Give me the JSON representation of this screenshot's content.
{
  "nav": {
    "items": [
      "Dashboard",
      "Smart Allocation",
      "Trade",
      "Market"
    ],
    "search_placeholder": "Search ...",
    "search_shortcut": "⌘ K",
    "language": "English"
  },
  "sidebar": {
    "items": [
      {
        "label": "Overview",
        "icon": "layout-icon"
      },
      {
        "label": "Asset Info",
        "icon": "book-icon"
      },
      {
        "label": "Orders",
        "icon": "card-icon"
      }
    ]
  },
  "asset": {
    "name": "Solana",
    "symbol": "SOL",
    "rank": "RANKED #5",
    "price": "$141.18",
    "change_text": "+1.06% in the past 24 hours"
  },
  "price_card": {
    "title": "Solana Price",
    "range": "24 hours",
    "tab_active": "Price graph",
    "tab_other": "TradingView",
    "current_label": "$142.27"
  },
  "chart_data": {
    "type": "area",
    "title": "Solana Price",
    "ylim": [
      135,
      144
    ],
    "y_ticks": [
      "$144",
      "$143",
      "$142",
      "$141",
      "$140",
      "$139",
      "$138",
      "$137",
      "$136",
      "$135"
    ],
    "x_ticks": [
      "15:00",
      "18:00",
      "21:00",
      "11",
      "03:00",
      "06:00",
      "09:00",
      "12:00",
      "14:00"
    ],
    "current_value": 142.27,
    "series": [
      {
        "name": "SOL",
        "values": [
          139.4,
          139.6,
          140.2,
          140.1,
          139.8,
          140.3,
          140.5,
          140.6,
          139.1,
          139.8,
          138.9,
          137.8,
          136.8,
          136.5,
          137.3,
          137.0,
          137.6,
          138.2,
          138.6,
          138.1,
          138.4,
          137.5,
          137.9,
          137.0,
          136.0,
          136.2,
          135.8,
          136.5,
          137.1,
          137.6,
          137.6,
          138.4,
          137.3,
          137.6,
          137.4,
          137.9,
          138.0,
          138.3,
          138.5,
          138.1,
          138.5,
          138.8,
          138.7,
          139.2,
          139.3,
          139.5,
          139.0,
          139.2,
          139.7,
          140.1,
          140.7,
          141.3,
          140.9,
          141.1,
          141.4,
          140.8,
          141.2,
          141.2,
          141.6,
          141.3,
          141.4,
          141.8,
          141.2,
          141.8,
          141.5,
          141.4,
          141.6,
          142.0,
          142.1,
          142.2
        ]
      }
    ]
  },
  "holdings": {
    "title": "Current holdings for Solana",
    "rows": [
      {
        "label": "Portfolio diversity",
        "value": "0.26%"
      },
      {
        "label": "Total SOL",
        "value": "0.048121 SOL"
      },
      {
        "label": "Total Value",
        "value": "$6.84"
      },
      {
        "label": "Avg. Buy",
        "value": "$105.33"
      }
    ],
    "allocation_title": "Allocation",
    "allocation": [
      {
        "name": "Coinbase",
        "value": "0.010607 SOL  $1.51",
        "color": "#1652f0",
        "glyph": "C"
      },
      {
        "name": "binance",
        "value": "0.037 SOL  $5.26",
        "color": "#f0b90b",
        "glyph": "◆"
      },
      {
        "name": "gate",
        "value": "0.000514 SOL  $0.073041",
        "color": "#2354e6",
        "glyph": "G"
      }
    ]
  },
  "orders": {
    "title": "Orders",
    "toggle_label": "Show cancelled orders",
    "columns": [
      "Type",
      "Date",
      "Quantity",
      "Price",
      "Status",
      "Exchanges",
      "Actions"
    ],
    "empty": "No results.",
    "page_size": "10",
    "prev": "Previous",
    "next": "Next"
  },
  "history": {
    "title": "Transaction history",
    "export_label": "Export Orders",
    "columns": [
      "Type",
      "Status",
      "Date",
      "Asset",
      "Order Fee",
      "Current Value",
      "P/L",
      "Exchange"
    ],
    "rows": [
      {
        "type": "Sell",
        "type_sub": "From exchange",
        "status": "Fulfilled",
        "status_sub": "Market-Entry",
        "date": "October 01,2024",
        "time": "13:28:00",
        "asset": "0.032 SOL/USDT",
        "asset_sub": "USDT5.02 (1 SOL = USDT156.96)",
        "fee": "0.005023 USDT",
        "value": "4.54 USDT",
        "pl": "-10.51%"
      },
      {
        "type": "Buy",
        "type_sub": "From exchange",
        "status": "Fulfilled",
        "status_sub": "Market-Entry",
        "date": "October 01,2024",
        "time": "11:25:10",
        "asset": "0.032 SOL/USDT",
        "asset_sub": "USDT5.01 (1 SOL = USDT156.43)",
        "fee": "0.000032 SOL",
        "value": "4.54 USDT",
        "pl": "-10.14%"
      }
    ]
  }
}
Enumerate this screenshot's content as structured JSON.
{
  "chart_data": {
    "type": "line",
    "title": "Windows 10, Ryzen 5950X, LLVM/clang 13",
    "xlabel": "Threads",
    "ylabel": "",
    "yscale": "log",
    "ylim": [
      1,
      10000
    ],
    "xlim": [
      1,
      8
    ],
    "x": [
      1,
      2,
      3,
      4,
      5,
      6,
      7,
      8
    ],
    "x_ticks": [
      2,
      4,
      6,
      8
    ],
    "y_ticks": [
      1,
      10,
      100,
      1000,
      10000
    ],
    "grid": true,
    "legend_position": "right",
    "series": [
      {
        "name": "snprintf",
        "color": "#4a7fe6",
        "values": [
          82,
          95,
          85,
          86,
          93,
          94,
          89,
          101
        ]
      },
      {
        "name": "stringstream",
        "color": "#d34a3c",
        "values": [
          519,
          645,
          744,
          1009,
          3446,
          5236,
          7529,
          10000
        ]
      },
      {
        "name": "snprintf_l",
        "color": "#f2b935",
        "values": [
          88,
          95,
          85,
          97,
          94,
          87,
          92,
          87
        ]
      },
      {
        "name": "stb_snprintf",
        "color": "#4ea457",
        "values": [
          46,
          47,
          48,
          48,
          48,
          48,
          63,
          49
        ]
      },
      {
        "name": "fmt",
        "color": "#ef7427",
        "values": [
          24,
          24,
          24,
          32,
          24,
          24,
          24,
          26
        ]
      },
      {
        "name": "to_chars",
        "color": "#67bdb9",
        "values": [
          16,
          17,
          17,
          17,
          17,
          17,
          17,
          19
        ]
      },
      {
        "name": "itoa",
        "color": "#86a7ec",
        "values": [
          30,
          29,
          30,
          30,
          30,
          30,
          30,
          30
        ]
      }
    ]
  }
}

WRITTEN PROBLEM: Print all the data exactly.

CORRECT OUTPUT:
Give me the JSON representation of this screenshot's content.
{
  "nav": {
    "items": [
      "Dashboard",
      "Smart Allocation",
      "Trade",
      "Market"
    ],
    "search_placeholder": "Search ...",
    "search_shortcut": "⌘ K",
    "language": "English"
  },
  "sidebar": {
    "items": [
      {
        "label": "Overview",
        "icon": "layout-icon"
      },
      {
        "label": "Asset Info",
        "icon": "book-icon"
      },
      {
        "label": "Orders",
        "icon": "card-icon"
      }
    ]
  },
  "asset": {
    "name": "Solana",
    "symbol": "SOL",
    "rank": "RANKED #5",
    "price": "$141.18",
    "change_text": "+1.06% in the past 24 hours"
  },
  "price_card": {
    "title": "Solana Price",
    "range": "24 hours",
    "tab_active": "Price graph",
    "tab_other": "TradingView",
    "current_label": "$142.27"
  },
  "chart_data": {
    "type": "area",
    "title": "Solana Price",
    "ylim": [
      135,
      144
    ],
    "y_ticks": [
      "$144",
      "$143",
      "$142",
      "$141",
      "$140",
      "$139",
      "$138",
      "$137",
      "$136",
      "$135"
    ],
    "x_ticks": [
      "15:00",
      "18:00",
      "21:00",
      "11",
      "03:00",
      "06:00",
      "09:00",
      "12:00",
      "14:00"
    ],
    "current_value": 142.27,
    "series": [
      {
        "name": "SOL",
        "values": [
          139.4,
          139.6,
          140.2,
          140.1,
          139.8,
          140.3,
          140.5,
          140.6,
          139.1,
          139.8,
          138.9,
          137.8,
          136.8,
          136.5,
          137.3,
          137.0,
          137.6,
          138.2,
          138.6,
          138.1,
          138.4,
          137.5,
          137.9,
          137.0,
          136.0,
          136.2,
          135.8,
          136.5,
          137.1,
          137.6,
          137.6,
          138.4,
          137.3,
          137.6,
          137.4,
          137.9,
          138.0,
          138.3,
          138.5,
          138.1,
          138.5,
          138.8,
          138.7,
          139.2,
          139.3,
          139.5,
          139.0,
          139.2,
          139.7,
          140.1,
          140.7,
          141.3,
          140.9,
          141.1,
          141.4,
          140.8,
          141.2,
          141.2,
          141.6,
          141.3,
          141.4,
          141.8,
          141.2,
          141.8,
          141.5,
          141.4,
          141.6,
          142.0,
          142.1,
          142.2
        ]
      }
    ]
  },
  "holdings": {
    "title": "Current holdings for Solana",
    "rows": [
      {
        "label": "Portfolio diversity",
        "value": "0.26%"
      },
      {
        "label": "Total SOL",
        "value": "0.048121 SOL"
      },
      {
        "label": "Total Value",
        "value": "$6.84"
      },
      {
        "label": "Avg. Buy",
        "value": "$105.33"
      }
    ],
    "allocation_title": "Allocation",
    "allocation": [
      {
        "name": "Coinbase",
        "value": "0.010607 SOL  $1.51",
        "color": "#1652f0",
        "glyph": "C"
      },
      {
        "name": "binance",
        "value": "0.037 SOL  $5.26",
        "color": "#f0b90b",
        "glyph": "◆"
      },
      {
        "name": "gate",
        "value": "0.000514 SOL  $0.073041",
        "color": "#2354e6",
        "glyph": "G"
      }
    ]
  },
  "orders": {
    "title": "Orders",
    "toggle_label": "Show cancelled orders",
    "columns": [
      "Type",
      "Date",
      "Quantity",
      "Price",
      "Status",
      "Exchanges",
      "Actions"
    ],
    "empty": "No results.",
    "page_size": "10",
    "prev": "Previous",
    "next": "Next"
  },
  "history": {
    "title": "Transaction history",
    "export_label": "Export Orders",
    "columns": [
      "Type",
      "Status",
      "Date",
      "Asset",
      "Order Fee",
      "Current Value",
      "P/L",
      "Exchange"
    ],
    "rows": [
      {
        "type": "Sell",
        "type_sub": "From exchange",
        "status": "Fulfilled",
        "status_sub": "Market-Entry",
        "date": "October 01,2024",
        "time": "13:28:00",
        "asset": "0.032 SOL/USDT",
        "asset_sub": "USDT5.02 (1 SOL = USDT156.96)",
        "fee": "0.005023 USDT",
        "value": "4.54 USDT",
        "pl": "-10.51%"
      },
      {
        "type": "Buy",
        "type_sub": "From exchange",
        "status": "Fulfilled",
        "status_sub": "Market-Entry",
        "date": "October 01,2024",
        "time": "11:25:10",
        "asset": "0.032 SOL/USDT",
        "asset_sub": "USDT5.01 (1 SOL = USDT156.43)",
        "fee": "0.000032 SOL",
        "value": "4.54 USDT",
        "pl": "-10.14%"
      }
    ]
  }
}
Enumerate this screenshot's content as structured JSON.
{
  "chart_data": {
    "type": "line",
    "title": "Windows 10, Ryzen 5950X, LLVM/clang 13",
    "xlabel": "Threads",
    "ylabel": "",
    "yscale": "log",
    "ylim": [
      1,
      10000
    ],
    "xlim": [
      1,
      8
    ],
    "x": [
      1,
      2,
      3,
      4,
      5,
      6,
      7,
      8
    ],
    "x_ticks": [
      2,
      4,
      6,
      8
    ],
    "y_ticks": [
      1,
      10,
      100,
      1000,
      10000
    ],
    "grid": true,
    "legend_position": "right",
    "series": [
      {
        "name": "snprintf",
        "color": "#4a7fe6",
        "values": [
          82,
          95,
          85,
          86,
          93,
          94,
          89,
          101
        ]
      },
      {
        "name": "stringstream",
        "color": "#d34a3c",
        "values": [
          519,
          645,
          744,
          1009,
          3446,
          5236,
          7529,
          10000
        ]
      },
      {
        "name": "snprintf_l",
        "color": "#f2b935",
        "values": [
          88,
          95,
          85,
          97,
          94,
          87,
          92,
          87
        ]
      },
      {
        "name": "stb_snprintf",
        "color": "#4ea457",
        "values": [
          46,
          47,
          48,
          48,
          48,
          48,
          63,
          49
        ]
      },
      {
        "name": "fmt",
        "color": "#ef7427",
        "values": [
          24,
          24,
          24,
          32,
          24,
          24,
          24,
          26
        ]
      },
      {
        "name": "to_chars",
        "color": "#67bdb9",
        "values": [
          16,
          17,
          17,
          17,
          17,
          17,
          17,
          19
        ]
      },
      {
        "name": "itoa",
        "color": "#86a7ec",
        "values": [
          30,
          29,
          30,
          30,
          30,
          30,
          30,
          30
        ]
      }
    ]
  }
}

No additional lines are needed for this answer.